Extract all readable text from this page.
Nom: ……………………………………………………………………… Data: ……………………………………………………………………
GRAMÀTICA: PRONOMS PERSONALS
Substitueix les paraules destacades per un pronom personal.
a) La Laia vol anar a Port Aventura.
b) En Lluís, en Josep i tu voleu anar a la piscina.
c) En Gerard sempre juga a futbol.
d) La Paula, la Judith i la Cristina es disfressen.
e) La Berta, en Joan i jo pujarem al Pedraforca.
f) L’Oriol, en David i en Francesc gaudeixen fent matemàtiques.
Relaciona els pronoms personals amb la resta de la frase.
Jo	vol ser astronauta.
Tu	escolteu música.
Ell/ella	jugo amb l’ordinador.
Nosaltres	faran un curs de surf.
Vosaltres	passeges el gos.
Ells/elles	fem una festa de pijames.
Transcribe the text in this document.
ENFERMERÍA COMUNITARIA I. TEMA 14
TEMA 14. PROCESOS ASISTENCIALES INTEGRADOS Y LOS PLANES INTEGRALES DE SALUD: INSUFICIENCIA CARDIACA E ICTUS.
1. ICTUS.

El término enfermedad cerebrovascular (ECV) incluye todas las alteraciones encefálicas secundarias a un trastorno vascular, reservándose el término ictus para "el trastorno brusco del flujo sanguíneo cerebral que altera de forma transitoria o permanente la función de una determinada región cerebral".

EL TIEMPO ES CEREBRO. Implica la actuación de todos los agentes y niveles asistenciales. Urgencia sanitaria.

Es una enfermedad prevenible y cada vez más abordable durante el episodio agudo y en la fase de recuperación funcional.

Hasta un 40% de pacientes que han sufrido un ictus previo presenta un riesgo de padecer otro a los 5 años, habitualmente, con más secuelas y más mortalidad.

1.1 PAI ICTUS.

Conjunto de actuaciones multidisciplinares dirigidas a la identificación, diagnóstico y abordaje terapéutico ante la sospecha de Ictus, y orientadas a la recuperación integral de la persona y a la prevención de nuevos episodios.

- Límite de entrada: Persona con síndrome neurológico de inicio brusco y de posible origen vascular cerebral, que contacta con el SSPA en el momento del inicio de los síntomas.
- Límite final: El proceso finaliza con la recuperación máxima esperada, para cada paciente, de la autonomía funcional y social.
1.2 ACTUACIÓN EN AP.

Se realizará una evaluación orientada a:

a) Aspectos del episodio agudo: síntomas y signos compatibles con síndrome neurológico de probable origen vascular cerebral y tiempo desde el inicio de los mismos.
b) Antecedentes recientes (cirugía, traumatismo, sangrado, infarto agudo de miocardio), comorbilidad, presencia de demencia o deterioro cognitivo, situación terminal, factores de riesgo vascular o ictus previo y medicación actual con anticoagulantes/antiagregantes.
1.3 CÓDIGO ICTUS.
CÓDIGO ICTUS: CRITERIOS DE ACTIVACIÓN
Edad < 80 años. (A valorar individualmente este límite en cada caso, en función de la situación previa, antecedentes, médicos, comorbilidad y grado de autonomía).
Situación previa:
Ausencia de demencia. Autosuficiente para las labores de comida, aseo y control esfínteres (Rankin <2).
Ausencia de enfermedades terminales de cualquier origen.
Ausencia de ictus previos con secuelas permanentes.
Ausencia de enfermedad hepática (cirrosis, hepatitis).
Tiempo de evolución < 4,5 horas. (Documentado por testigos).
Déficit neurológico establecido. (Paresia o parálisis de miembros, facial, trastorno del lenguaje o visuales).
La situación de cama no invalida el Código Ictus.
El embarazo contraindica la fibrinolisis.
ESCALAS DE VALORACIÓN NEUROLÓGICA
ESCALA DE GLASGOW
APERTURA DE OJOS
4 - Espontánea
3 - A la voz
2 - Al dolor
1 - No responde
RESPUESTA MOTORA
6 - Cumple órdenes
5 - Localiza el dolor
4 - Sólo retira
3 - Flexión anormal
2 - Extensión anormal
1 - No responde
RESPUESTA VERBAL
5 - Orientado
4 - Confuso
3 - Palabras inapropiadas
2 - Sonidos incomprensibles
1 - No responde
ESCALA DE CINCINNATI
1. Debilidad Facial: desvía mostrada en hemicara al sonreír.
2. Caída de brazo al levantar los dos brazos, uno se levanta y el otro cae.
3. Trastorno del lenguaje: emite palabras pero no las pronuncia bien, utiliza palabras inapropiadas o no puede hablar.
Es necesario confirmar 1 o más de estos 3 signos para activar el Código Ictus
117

===============

WHAT YOU NEED TO DO
Exactly reproduce every line of the records.

COMPLETE OUTPUT
Extract all readable text from this page.
Nom: ……………………………………………………………………… Data: ……………………………………………………………………
GRAMÀTICA: PRONOMS PERSONALS
Substitueix les paraules destacades per un pronom personal.
a) La Laia vol anar a Port Aventura.
b) En Lluís, en Josep i tu voleu anar a la piscina.
c) En Gerard sempre juga a futbol.
d) La Paula, la Judith i la Cristina es disfressen.
e) La Berta, en Joan i jo pujarem al Pedraforca.
f) L’Oriol, en David i en Francesc gaudeixen fent matemàtiques.
Relaciona els pronoms personals amb la resta de la frase.
Jo	vol ser astronauta.
Tu	escolteu música.
Ell/ella	jugo amb l’ordinador.
Nosaltres	faran un curs de surf.
Vosaltres	passeges el gos.
Ells/elles	fem una festa de pijames.
Transcribe the text in this document.
ENFERMERÍA COMUNITARIA I. TEMA 14
TEMA 14. PROCESOS ASISTENCIALES INTEGRADOS Y LOS PLANES INTEGRALES DE SALUD: INSUFICIENCIA CARDIACA E ICTUS.
1. ICTUS.

El término enfermedad cerebrovascular (ECV) incluye todas las alteraciones encefálicas secundarias a un trastorno vascular, reservándose el término ictus para "el trastorno brusco del flujo sanguíneo cerebral que altera de forma transitoria o permanente la función de una determinada región cerebral".

EL TIEMPO ES CEREBRO. Implica la actuación de todos los agentes y niveles asistenciales. Urgencia sanitaria.

Es una enfermedad prevenible y cada vez más abordable durante el episodio agudo y en la fase de recuperación funcional.

Hasta un 40% de pacientes que han sufrido un ictus previo presenta un riesgo de padecer otro a los 5 años, habitualmente, con más secuelas y más mortalidad.

1.1 PAI ICTUS.

Conjunto de actuaciones multidisciplinares dirigidas a la identificación, diagnóstico y abordaje terapéutico ante la sospecha de Ictus, y orientadas a la recuperación integral de la persona y a la prevención de nuevos episodios.

- Límite de entrada: Persona con síndrome neurológico de inicio brusco y de posible origen vascular cerebral, que contacta con el SSPA en el momento del inicio de los síntomas.
- Límite final: El proceso finaliza con la recuperación máxima esperada, para cada paciente, de la autonomía funcional y social.
1.2 ACTUACIÓN EN AP.

Se realizará una evaluación orientada a:

a) Aspectos del episodio agudo: síntomas y signos compatibles con síndrome neurológico de probable origen vascular cerebral y tiempo desde el inicio de los mismos.
b) Antecedentes recientes (cirugía, traumatismo, sangrado, infarto agudo de miocardio), comorbilidad, presencia de demencia o deterioro cognitivo, situación terminal, factores de riesgo vascular o ictus previo y medicación actual con anticoagulantes/antiagregantes.
1.3 CÓDIGO ICTUS.
CÓDIGO ICTUS: CRITERIOS DE ACTIVACIÓN
Edad < 80 años. (A valorar individualmente este límite en cada caso, en función de la situación previa, antecedentes, médicos, comorbilidad y grado de autonomía).
Situación previa:
Ausencia de demencia. Autosuficiente para las labores de comida, aseo y control esfínteres (Rankin <2).
Ausencia de enfermedades terminales de cualquier origen.
Ausencia de ictus previos con secuelas permanentes.
Ausencia de enfermedad hepática (cirrosis, hepatitis).
Tiempo de evolución < 4,5 horas. (Documentado por testigos).
Déficit neurológico establecido. (Paresia o parálisis de miembros, facial, trastorno del lenguaje o visuales).
La situación de cama no invalida el Código Ictus.
El embarazo contraindica la fibrinolisis.
ESCALAS DE VALORACIÓN NEUROLÓGICA
ESCALA DE GLASGOW
APERTURA DE OJOS
4 - Espontánea
3 - A la voz
2 - Al dolor
1 - No responde
RESPUESTA MOTORA
6 - Cumple órdenes
5 - Localiza el dolor
4 - Sólo retira
3 - Flexión anormal
2 - Extensión anormal
1 - No responde
RESPUESTA VERBAL
5 - Orientado
4 - Confuso
3 - Palabras inapropiadas
2 - Sonidos incomprensibles
1 - No responde
ESCALA DE CINCINNATI
1. Debilidad Facial: desvía mostrada en hemicara al sonreír.
2. Caída de brazo al levantar los dos brazos, uno se levanta y el otro cae.
3. Trastorno del lenguaje: emite palabras pero no las pronuncia bien, utiliza palabras inapropiadas o no puede hablar.
Es necesario confirmar 1 o más de estos 3 signos para activar el Código Ictus
117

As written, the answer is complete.